-- Begin Supplied records --
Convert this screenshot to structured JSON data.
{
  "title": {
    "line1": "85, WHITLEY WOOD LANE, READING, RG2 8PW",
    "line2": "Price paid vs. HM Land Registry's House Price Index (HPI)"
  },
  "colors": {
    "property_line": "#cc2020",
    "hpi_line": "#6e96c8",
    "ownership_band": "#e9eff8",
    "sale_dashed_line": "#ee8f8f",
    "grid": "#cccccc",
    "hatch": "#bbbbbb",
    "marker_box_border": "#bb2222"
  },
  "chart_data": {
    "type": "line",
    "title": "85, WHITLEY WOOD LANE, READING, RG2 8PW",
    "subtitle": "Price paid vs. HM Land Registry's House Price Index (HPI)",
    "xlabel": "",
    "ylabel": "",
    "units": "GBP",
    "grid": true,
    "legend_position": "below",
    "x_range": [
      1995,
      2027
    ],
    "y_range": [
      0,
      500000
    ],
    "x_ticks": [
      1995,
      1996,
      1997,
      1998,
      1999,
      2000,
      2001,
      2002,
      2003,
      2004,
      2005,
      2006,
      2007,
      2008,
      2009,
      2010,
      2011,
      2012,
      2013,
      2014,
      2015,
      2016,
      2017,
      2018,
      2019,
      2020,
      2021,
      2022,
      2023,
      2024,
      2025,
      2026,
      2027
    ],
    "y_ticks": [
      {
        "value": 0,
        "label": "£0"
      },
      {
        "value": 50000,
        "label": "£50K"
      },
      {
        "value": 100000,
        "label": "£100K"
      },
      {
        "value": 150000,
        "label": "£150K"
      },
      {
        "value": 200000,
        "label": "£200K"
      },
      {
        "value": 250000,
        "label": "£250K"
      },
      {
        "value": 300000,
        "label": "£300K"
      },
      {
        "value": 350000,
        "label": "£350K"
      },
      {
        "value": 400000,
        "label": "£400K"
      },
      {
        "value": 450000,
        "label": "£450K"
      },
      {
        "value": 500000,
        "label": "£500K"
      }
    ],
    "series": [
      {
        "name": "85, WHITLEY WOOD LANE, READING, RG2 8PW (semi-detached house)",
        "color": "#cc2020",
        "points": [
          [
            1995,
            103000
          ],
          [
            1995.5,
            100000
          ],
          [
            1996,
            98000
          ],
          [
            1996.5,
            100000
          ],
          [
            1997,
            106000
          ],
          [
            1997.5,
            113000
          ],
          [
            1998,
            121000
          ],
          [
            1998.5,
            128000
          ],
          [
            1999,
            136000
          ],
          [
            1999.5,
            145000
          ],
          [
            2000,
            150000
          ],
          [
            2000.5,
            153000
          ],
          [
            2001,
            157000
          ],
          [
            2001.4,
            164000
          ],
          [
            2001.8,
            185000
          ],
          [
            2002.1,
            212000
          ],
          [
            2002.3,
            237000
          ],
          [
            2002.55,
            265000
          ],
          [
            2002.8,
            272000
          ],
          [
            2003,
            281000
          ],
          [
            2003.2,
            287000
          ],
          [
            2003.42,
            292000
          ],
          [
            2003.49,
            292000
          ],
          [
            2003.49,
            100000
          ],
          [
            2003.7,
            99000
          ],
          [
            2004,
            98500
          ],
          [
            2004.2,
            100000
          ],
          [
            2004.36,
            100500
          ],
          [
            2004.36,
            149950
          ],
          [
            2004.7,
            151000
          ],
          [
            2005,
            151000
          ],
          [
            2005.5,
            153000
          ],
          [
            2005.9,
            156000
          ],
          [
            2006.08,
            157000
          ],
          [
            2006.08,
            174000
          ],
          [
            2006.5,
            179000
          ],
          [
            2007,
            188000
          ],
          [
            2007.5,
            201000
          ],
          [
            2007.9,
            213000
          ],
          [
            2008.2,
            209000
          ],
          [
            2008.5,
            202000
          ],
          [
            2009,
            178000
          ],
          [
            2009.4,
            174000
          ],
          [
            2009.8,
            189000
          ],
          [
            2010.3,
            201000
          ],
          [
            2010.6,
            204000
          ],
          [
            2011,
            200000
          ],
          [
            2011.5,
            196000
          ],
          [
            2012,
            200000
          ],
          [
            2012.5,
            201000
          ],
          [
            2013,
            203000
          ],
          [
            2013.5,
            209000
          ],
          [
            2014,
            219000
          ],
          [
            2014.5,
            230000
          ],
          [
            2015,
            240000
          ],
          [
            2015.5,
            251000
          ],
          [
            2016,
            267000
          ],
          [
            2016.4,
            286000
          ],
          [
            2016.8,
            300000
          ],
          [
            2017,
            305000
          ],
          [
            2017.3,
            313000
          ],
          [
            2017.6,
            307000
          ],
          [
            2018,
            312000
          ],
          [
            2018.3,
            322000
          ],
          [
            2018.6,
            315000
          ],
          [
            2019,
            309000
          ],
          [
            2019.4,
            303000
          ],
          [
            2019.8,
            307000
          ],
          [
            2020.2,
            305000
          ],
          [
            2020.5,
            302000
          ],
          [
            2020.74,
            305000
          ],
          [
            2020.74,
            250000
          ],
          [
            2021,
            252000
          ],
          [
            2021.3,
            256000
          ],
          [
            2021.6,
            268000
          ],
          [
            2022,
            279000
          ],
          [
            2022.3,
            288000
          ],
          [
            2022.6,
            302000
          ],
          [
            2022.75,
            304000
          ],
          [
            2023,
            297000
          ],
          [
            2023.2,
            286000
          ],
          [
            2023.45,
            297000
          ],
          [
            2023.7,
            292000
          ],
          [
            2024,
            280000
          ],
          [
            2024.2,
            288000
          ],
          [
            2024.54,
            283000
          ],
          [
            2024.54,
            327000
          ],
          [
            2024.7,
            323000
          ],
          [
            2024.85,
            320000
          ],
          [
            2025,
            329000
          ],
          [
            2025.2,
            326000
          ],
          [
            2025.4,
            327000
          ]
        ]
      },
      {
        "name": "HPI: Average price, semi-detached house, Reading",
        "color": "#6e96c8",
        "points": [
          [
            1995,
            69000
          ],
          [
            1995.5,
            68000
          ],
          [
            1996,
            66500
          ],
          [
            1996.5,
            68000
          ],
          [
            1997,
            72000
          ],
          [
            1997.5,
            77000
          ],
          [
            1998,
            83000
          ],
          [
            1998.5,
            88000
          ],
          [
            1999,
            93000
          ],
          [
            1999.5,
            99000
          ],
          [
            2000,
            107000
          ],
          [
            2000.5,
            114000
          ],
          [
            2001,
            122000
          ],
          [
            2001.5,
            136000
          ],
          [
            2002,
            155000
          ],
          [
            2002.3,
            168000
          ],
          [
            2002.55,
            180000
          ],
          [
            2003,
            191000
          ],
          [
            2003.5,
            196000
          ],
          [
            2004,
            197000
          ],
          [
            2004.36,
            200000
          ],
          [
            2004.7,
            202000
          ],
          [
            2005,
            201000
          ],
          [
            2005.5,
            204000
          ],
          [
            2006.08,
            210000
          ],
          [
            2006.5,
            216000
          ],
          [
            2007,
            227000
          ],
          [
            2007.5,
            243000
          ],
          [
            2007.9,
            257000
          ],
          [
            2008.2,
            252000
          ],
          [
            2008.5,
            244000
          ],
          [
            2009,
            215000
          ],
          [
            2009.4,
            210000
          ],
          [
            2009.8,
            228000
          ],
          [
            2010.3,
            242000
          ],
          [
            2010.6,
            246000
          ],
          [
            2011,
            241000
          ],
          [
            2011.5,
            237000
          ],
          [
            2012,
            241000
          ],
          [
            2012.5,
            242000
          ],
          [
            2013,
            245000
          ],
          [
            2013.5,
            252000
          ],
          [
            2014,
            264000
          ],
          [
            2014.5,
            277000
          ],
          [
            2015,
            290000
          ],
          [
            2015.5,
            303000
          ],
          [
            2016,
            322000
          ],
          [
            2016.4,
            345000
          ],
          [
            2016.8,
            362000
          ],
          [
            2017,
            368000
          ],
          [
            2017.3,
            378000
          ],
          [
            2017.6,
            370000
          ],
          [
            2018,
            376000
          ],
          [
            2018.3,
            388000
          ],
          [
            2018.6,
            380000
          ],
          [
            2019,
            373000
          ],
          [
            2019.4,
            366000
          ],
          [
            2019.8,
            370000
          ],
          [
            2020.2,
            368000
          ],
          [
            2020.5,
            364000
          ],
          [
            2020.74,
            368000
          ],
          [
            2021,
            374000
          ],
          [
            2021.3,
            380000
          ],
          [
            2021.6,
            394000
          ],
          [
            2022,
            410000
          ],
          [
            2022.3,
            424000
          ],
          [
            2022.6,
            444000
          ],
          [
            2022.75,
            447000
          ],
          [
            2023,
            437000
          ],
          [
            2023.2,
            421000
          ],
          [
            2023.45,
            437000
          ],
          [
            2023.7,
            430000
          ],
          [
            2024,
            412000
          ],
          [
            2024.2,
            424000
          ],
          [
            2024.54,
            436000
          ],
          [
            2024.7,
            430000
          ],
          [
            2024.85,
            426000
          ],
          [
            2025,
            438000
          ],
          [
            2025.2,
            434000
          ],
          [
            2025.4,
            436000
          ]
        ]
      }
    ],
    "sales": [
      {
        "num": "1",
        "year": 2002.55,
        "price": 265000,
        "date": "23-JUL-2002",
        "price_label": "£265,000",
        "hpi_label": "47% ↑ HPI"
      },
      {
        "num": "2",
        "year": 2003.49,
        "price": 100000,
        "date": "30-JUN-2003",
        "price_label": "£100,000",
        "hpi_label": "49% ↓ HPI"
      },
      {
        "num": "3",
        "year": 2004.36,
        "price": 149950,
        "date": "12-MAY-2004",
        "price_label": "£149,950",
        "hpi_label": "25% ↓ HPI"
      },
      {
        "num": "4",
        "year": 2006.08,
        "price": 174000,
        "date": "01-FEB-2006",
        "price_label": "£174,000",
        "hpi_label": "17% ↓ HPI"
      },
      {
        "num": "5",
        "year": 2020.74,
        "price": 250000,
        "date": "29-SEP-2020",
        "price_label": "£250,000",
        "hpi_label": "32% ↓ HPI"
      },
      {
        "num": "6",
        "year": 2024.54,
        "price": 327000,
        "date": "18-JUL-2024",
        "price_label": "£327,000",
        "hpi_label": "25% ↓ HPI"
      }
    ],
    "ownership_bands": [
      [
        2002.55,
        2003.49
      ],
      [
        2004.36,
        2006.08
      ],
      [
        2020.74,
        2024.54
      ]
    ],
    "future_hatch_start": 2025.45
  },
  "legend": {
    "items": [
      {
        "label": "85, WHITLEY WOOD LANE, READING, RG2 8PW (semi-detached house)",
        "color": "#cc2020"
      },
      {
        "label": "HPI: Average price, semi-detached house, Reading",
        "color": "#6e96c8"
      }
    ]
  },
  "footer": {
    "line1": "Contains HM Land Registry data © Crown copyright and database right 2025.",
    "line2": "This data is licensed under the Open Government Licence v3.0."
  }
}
-- End Supplied records --
Problem description:
Write out every line of the entries that holds the word "name".

Written answer:
        "name": "85, WHITLEY WOOD LANE, READING, RG2 8PW (semi-detached house)",
        "name": "HPI: Average price, semi-detached house, Reading",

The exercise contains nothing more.